Given instruction:
Rename "flag-icon" to "flag-glyph" everywhere it appears in the records below, and reproduce every line with nothing else changed.

Provided information:
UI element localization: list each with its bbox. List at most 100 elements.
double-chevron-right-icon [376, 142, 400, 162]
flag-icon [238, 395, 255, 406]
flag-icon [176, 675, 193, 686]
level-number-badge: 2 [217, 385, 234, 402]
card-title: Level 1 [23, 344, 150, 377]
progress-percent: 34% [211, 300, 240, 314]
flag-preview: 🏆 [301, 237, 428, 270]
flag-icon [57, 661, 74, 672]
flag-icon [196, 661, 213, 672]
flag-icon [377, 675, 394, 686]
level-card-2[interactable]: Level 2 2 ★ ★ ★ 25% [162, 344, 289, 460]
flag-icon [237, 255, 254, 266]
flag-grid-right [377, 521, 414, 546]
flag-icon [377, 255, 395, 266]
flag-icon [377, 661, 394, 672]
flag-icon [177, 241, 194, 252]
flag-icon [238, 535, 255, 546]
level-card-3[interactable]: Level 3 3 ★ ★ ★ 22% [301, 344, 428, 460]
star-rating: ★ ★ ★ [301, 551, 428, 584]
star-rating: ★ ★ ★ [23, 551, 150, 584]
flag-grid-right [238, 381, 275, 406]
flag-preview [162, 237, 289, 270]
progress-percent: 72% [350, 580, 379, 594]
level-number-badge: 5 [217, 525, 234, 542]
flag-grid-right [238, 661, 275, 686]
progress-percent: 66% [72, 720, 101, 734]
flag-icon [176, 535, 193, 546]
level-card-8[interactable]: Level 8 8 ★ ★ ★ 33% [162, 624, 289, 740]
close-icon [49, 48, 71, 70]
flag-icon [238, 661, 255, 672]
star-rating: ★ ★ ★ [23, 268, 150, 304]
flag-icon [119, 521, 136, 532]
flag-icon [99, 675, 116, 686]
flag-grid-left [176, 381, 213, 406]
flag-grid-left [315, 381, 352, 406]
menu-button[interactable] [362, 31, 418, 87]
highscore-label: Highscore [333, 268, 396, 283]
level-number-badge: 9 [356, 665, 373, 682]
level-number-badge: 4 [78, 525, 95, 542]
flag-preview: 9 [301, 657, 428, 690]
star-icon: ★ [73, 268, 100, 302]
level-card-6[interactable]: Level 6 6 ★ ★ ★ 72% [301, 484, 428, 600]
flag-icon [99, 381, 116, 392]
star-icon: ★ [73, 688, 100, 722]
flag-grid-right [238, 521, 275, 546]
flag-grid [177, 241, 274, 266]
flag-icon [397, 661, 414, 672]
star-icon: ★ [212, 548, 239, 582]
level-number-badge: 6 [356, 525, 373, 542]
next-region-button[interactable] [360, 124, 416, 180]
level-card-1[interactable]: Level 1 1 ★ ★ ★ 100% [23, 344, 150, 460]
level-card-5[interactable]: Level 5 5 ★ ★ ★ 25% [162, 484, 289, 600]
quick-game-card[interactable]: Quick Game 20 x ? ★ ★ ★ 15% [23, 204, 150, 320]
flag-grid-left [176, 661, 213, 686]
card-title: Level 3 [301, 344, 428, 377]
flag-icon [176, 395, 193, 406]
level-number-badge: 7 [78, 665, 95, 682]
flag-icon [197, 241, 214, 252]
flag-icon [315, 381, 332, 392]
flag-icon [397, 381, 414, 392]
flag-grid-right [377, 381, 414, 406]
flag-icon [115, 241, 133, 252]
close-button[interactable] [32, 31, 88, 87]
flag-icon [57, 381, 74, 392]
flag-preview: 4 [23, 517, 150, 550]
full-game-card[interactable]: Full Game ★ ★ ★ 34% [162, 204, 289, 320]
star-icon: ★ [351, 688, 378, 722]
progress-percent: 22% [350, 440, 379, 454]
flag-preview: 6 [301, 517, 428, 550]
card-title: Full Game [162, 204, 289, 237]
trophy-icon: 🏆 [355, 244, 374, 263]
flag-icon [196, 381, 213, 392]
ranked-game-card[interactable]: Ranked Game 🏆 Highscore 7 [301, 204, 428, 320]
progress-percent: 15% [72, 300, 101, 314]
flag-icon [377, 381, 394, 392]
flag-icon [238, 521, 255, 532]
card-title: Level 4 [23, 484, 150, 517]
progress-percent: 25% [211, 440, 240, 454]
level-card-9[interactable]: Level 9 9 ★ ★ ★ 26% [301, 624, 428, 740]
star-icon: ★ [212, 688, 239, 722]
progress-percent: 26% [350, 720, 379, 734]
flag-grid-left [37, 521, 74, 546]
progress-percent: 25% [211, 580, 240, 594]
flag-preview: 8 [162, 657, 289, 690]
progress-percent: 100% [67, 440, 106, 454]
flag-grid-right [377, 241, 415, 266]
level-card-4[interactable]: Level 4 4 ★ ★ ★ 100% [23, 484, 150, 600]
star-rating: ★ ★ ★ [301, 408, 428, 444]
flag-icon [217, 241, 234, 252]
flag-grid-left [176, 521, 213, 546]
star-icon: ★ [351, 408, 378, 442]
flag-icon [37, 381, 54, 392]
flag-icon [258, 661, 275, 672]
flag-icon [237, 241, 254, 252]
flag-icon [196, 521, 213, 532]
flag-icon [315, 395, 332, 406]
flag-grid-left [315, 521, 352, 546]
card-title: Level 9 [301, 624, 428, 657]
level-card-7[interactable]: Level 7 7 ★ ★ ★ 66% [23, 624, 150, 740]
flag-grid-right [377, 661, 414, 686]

Answer to this exercise:
UI element localization: list each with its bbox. List at most 100 elements.
double-chevron-right-icon [376, 142, 400, 162]
flag-glyph [238, 395, 255, 406]
flag-glyph [176, 675, 193, 686]
level-number-badge: 2 [217, 385, 234, 402]
card-title: Level 1 [23, 344, 150, 377]
progress-percent: 34% [211, 300, 240, 314]
flag-preview: 🏆 [301, 237, 428, 270]
flag-glyph [57, 661, 74, 672]
flag-glyph [196, 661, 213, 672]
flag-glyph [377, 675, 394, 686]
level-card-2[interactable]: Level 2 2 ★ ★ ★ 25% [162, 344, 289, 460]
flag-glyph [237, 255, 254, 266]
flag-grid-right [377, 521, 414, 546]
flag-glyph [377, 255, 395, 266]
flag-glyph [377, 661, 394, 672]
flag-glyph [177, 241, 194, 252]
flag-glyph [238, 535, 255, 546]
level-card-3[interactable]: Level 3 3 ★ ★ ★ 22% [301, 344, 428, 460]
star-rating: ★ ★ ★ [301, 551, 428, 584]
star-rating: ★ ★ ★ [23, 551, 150, 584]
flag-grid-right [238, 381, 275, 406]
flag-preview [162, 237, 289, 270]
progress-percent: 72% [350, 580, 379, 594]
level-number-badge: 5 [217, 525, 234, 542]
flag-grid-right [238, 661, 275, 686]
progress-percent: 66% [72, 720, 101, 734]
flag-glyph [176, 535, 193, 546]
level-card-8[interactable]: Level 8 8 ★ ★ ★ 33% [162, 624, 289, 740]
close-icon [49, 48, 71, 70]
flag-glyph [238, 661, 255, 672]
star-rating: ★ ★ ★ [23, 268, 150, 304]
flag-glyph [119, 521, 136, 532]
flag-glyph [99, 675, 116, 686]
flag-grid-left [176, 381, 213, 406]
flag-grid-left [315, 381, 352, 406]
menu-button[interactable] [362, 31, 418, 87]
highscore-label: Highscore [333, 268, 396, 283]
level-number-badge: 9 [356, 665, 373, 682]
level-number-badge: 4 [78, 525, 95, 542]
flag-preview: 9 [301, 657, 428, 690]
star-icon: ★ [73, 268, 100, 302]
level-card-6[interactable]: Level 6 6 ★ ★ ★ 72% [301, 484, 428, 600]
flag-glyph [99, 381, 116, 392]
star-icon: ★ [73, 688, 100, 722]
flag-grid-right [238, 521, 275, 546]
flag-grid [177, 241, 274, 266]
flag-glyph [397, 661, 414, 672]
star-icon: ★ [212, 548, 239, 582]
level-number-badge: 6 [356, 525, 373, 542]
next-region-button[interactable] [360, 124, 416, 180]
level-card-1[interactable]: Level 1 1 ★ ★ ★ 100% [23, 344, 150, 460]
level-card-5[interactable]: Level 5 5 ★ ★ ★ 25% [162, 484, 289, 600]
quick-game-card[interactable]: Quick Game 20 x ? ★ ★ ★ 15% [23, 204, 150, 320]
flag-grid-left [176, 661, 213, 686]
card-title: Level 3 [301, 344, 428, 377]
flag-glyph [176, 395, 193, 406]
level-number-badge: 7 [78, 665, 95, 682]
flag-glyph [197, 241, 214, 252]
flag-glyph [315, 381, 332, 392]
flag-glyph [397, 381, 414, 392]
flag-grid-right [377, 381, 414, 406]
flag-glyph [115, 241, 133, 252]
close-button[interactable] [32, 31, 88, 87]
flag-glyph [57, 381, 74, 392]
flag-preview: 4 [23, 517, 150, 550]
full-game-card[interactable]: Full Game ★ ★ ★ 34% [162, 204, 289, 320]
star-icon: ★ [351, 688, 378, 722]
progress-percent: 22% [350, 440, 379, 454]
flag-preview: 6 [301, 517, 428, 550]
card-title: Full Game [162, 204, 289, 237]
trophy-icon: 🏆 [355, 244, 374, 263]
flag-glyph [196, 381, 213, 392]
ranked-game-card[interactable]: Ranked Game 🏆 Highscore 7 [301, 204, 428, 320]
progress-percent: 15% [72, 300, 101, 314]
flag-glyph [377, 381, 394, 392]
flag-glyph [238, 521, 255, 532]
card-title: Level 4 [23, 484, 150, 517]
progress-percent: 25% [211, 440, 240, 454]
level-card-9[interactable]: Level 9 9 ★ ★ ★ 26% [301, 624, 428, 740]
star-icon: ★ [212, 688, 239, 722]
progress-percent: 26% [350, 720, 379, 734]
flag-grid-left [37, 521, 74, 546]
progress-percent: 25% [211, 580, 240, 594]
flag-preview: 8 [162, 657, 289, 690]
progress-percent: 100% [67, 440, 106, 454]
flag-grid-right [377, 241, 415, 266]
level-card-4[interactable]: Level 4 4 ★ ★ ★ 100% [23, 484, 150, 600]
star-rating: ★ ★ ★ [301, 408, 428, 444]
flag-glyph [217, 241, 234, 252]
flag-grid-left [176, 521, 213, 546]
star-icon: ★ [351, 408, 378, 442]
flag-glyph [37, 381, 54, 392]
flag-glyph [258, 661, 275, 672]
flag-glyph [237, 241, 254, 252]
flag-glyph [196, 521, 213, 532]
flag-glyph [315, 395, 332, 406]
flag-grid-left [315, 521, 352, 546]
card-title: Level 9 [301, 624, 428, 657]
level-card-7[interactable]: Level 7 7 ★ ★ ★ 66% [23, 624, 150, 740]
flag-grid-right [377, 661, 414, 686]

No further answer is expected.